▸ **WORK TO COMPLETE**
Going through the material below, please gather all lines with the word "must" in them.

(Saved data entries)
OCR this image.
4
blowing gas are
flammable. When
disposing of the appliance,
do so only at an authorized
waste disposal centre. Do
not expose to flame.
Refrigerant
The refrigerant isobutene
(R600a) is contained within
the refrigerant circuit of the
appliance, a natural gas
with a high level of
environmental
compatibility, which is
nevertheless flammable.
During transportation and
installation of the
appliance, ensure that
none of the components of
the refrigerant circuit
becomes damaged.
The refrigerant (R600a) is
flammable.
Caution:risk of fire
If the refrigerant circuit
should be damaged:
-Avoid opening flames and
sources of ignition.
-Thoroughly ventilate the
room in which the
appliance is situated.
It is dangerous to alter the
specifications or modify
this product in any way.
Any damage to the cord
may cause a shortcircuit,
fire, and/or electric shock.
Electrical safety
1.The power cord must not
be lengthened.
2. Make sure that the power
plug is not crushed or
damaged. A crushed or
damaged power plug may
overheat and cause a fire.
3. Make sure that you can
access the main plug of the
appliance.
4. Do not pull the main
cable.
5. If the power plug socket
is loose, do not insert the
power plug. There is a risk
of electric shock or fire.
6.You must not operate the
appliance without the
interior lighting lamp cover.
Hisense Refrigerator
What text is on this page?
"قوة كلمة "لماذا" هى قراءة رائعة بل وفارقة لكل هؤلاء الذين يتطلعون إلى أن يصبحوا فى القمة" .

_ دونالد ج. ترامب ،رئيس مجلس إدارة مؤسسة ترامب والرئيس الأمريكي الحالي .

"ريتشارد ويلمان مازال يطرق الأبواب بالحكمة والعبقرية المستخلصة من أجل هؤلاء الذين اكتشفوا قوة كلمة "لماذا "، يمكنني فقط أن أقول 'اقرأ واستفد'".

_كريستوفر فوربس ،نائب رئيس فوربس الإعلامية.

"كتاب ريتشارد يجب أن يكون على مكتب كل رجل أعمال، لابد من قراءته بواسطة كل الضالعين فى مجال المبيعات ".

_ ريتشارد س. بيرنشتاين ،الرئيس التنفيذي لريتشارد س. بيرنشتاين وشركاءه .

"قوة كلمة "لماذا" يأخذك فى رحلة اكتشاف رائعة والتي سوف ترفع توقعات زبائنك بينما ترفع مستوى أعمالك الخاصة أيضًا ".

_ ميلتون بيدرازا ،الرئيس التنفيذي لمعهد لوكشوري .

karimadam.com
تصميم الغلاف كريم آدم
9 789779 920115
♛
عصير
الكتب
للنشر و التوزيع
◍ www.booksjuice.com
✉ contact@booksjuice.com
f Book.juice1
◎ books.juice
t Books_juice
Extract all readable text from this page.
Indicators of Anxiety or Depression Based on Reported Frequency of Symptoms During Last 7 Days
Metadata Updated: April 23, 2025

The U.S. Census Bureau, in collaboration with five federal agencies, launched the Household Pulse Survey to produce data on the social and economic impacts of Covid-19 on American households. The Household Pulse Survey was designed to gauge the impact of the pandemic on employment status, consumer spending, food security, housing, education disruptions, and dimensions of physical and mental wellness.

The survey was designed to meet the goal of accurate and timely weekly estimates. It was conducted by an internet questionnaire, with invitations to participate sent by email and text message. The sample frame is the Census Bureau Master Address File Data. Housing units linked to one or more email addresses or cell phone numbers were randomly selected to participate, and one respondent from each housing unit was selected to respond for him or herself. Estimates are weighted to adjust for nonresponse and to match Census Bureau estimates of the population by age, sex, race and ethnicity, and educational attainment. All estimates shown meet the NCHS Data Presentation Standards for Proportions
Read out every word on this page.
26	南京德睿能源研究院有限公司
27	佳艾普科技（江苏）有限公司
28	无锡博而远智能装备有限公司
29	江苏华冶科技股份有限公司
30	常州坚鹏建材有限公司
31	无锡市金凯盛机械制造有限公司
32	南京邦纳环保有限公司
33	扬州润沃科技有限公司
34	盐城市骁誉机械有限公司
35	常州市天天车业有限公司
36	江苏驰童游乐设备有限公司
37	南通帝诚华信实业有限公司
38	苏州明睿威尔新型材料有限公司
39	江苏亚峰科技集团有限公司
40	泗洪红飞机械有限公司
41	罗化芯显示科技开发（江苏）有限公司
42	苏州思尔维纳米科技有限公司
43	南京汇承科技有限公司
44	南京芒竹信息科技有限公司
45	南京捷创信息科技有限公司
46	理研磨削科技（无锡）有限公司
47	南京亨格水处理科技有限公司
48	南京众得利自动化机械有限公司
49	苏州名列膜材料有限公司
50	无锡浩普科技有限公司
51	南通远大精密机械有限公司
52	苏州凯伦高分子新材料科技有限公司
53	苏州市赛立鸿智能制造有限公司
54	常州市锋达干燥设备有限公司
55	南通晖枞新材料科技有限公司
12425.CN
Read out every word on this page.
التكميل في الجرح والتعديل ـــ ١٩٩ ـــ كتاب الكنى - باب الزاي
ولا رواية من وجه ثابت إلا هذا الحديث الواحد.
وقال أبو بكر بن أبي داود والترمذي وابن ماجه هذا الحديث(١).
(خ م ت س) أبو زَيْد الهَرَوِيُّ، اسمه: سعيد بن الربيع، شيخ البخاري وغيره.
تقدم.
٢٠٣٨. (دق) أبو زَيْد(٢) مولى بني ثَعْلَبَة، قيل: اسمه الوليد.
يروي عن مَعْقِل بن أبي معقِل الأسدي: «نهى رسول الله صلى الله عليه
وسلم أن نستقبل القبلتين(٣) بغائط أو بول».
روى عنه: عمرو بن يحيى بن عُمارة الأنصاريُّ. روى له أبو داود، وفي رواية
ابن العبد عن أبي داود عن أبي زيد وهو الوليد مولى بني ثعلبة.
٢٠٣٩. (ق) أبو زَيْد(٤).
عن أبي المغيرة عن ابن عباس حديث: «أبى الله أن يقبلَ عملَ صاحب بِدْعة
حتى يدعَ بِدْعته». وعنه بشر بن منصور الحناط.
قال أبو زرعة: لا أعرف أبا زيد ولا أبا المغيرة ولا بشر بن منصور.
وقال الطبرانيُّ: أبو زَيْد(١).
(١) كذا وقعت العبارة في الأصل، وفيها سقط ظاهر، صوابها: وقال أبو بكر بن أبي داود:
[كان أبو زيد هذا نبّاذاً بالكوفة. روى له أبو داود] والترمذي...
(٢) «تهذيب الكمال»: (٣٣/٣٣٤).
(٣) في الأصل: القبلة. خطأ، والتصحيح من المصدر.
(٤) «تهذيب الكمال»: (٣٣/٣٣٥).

▸ **RESULT**
1.The power cord must not
6.You must not operate the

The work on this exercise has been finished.